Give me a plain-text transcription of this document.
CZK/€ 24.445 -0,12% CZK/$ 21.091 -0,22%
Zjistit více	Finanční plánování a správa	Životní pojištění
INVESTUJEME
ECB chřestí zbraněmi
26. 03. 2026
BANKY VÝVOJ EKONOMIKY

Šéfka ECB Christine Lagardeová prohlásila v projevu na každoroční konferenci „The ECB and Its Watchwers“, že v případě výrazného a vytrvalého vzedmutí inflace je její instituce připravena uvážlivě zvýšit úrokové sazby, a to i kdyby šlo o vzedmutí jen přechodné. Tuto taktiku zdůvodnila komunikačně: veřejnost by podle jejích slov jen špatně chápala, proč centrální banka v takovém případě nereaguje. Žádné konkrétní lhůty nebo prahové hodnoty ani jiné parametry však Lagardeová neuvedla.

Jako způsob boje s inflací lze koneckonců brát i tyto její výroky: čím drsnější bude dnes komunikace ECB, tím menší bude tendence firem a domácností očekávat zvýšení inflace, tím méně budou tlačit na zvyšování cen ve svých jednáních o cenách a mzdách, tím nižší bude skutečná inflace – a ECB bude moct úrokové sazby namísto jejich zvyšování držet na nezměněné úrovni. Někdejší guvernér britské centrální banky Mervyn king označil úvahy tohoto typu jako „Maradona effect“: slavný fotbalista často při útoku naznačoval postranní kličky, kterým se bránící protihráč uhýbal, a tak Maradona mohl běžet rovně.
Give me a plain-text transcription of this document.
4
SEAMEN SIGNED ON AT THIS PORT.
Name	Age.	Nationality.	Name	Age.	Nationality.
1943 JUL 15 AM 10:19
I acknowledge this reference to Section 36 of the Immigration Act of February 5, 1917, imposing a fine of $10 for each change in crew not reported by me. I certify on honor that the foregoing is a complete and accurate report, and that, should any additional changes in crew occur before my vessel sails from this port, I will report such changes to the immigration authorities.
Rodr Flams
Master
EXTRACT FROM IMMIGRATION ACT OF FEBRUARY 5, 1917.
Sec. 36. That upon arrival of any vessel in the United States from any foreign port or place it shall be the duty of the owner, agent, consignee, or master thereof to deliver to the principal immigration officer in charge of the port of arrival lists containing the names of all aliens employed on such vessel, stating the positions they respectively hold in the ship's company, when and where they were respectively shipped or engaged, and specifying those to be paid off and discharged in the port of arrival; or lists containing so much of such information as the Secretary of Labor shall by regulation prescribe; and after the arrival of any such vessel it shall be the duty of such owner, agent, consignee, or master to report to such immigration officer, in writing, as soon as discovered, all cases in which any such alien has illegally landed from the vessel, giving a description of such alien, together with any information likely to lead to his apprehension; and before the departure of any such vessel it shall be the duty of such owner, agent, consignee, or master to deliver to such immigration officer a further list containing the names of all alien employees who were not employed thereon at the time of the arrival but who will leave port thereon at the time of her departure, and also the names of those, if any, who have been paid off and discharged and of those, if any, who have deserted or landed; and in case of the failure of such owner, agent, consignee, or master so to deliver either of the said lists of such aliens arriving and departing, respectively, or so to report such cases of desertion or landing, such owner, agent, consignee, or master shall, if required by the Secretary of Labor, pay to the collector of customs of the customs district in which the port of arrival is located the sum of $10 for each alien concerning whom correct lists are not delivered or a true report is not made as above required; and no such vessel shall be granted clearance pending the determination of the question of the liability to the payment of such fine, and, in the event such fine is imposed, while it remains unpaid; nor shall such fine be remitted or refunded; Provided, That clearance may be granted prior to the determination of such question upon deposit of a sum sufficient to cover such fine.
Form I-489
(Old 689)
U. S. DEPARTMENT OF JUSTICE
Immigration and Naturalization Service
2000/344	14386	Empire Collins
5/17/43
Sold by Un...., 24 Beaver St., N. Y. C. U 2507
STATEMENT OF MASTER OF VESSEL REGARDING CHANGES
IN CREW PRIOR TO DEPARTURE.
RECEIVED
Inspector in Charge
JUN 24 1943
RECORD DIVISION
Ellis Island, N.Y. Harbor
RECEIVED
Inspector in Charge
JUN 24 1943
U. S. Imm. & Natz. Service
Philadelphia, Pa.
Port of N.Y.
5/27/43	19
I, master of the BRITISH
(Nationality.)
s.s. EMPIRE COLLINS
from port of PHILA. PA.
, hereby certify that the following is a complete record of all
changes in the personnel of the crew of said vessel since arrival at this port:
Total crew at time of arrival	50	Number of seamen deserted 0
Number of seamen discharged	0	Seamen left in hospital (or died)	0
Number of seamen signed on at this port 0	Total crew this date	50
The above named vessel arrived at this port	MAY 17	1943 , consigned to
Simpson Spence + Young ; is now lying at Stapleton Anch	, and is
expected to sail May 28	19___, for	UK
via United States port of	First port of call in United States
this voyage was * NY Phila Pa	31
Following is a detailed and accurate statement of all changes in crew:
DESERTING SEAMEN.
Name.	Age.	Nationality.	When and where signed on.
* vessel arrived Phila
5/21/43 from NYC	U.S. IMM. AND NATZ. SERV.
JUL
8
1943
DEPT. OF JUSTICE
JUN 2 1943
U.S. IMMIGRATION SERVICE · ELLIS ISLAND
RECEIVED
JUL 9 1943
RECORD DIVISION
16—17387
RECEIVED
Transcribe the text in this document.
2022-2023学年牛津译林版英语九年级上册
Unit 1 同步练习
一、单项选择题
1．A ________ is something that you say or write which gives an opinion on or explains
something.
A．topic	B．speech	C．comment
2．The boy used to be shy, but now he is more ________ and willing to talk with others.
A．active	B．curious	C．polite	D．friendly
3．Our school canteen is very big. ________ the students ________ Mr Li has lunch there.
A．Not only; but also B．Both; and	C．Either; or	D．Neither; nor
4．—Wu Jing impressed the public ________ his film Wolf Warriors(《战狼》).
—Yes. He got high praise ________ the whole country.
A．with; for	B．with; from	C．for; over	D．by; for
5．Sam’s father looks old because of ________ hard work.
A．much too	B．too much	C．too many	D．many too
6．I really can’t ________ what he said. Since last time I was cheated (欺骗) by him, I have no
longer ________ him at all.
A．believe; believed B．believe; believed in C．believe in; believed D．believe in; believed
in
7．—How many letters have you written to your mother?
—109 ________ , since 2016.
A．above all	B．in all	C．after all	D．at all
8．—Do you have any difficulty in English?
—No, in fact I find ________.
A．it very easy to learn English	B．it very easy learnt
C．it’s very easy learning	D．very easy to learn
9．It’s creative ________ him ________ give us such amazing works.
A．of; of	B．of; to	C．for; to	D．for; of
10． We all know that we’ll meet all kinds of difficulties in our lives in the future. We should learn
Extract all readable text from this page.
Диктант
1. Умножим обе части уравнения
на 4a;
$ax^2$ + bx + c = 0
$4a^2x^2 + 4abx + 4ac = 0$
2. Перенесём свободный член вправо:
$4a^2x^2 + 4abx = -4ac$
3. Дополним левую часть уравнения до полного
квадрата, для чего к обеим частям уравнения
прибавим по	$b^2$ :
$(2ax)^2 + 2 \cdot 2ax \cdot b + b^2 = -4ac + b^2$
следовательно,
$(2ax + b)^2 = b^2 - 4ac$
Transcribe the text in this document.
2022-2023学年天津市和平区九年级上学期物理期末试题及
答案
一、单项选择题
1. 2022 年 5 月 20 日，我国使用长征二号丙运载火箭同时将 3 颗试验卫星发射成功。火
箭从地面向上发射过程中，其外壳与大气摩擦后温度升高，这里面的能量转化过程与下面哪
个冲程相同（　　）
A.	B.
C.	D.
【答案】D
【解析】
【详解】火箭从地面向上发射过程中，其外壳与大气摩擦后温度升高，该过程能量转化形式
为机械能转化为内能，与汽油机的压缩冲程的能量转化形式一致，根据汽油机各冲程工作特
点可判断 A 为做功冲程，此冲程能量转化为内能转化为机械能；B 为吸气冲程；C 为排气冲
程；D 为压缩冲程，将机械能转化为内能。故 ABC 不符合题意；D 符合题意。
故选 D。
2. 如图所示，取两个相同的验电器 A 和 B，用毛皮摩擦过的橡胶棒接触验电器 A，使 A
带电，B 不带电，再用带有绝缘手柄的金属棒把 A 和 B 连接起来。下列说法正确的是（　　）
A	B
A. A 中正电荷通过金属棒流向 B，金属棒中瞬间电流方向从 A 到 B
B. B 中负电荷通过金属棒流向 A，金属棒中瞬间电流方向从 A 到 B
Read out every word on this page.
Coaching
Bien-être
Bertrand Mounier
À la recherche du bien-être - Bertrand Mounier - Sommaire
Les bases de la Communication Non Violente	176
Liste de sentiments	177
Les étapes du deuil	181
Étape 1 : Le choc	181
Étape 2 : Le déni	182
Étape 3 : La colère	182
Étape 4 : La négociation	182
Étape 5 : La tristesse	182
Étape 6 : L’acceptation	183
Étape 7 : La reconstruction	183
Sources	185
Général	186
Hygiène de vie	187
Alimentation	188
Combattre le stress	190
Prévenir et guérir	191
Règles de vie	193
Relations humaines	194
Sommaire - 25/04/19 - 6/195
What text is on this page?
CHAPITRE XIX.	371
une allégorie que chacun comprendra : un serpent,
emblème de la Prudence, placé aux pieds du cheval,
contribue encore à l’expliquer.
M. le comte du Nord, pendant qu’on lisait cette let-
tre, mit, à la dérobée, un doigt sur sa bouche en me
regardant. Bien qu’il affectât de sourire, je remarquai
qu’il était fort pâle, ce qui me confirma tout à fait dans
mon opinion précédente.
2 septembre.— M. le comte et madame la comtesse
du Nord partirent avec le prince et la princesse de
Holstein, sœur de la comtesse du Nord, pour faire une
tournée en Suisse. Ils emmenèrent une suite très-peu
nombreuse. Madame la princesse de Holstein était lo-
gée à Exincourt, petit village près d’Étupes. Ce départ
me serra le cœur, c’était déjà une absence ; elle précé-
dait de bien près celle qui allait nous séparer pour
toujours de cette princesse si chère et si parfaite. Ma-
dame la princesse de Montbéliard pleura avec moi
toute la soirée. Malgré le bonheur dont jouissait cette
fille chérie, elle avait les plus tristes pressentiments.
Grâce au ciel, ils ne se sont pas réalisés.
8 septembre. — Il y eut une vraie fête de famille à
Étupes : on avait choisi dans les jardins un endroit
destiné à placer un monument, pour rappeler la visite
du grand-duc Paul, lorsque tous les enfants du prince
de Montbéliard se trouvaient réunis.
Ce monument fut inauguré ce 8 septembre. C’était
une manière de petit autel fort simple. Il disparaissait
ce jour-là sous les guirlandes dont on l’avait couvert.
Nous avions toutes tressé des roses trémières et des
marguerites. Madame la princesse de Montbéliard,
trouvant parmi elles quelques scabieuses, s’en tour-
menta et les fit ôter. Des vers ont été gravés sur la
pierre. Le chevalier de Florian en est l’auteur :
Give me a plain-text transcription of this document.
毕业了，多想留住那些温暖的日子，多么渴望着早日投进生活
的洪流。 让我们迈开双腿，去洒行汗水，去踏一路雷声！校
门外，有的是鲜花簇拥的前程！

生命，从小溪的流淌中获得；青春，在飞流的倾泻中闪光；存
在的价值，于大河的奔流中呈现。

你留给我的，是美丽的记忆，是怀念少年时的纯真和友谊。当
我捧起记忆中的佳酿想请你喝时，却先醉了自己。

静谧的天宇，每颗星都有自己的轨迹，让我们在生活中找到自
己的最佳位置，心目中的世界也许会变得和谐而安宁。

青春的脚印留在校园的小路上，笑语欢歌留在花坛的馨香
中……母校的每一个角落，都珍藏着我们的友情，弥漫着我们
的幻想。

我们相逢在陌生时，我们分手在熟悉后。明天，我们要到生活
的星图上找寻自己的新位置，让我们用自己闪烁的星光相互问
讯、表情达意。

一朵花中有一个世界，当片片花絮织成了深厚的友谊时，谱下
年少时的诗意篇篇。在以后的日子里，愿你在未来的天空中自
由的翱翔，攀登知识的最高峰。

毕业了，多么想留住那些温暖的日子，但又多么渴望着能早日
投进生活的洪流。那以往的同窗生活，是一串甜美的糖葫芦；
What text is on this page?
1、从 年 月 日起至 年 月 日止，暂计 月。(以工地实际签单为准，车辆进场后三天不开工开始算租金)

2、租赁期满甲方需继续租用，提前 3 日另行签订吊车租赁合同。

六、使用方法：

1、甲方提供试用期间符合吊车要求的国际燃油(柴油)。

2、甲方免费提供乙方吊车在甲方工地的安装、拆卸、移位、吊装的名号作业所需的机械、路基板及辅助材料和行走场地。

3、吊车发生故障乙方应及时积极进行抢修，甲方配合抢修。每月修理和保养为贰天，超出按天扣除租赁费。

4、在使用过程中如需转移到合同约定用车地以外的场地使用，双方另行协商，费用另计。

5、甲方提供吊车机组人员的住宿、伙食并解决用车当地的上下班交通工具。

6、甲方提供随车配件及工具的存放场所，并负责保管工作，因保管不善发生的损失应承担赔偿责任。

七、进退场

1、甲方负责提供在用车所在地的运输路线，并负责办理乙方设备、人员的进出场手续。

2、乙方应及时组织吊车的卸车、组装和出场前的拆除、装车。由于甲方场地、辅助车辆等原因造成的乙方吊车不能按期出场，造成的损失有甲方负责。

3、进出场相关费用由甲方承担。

- _Aim_:
Using the listing above, pick out each line that contains the word "Number", then copy it.

- _The completed task_:
Total crew at time of arrival	50	Number of seamen deserted 0
Number of seamen discharged	0	Seamen left in hospital (or died)	0
Number of seamen signed on at this port 0	Total crew this date	50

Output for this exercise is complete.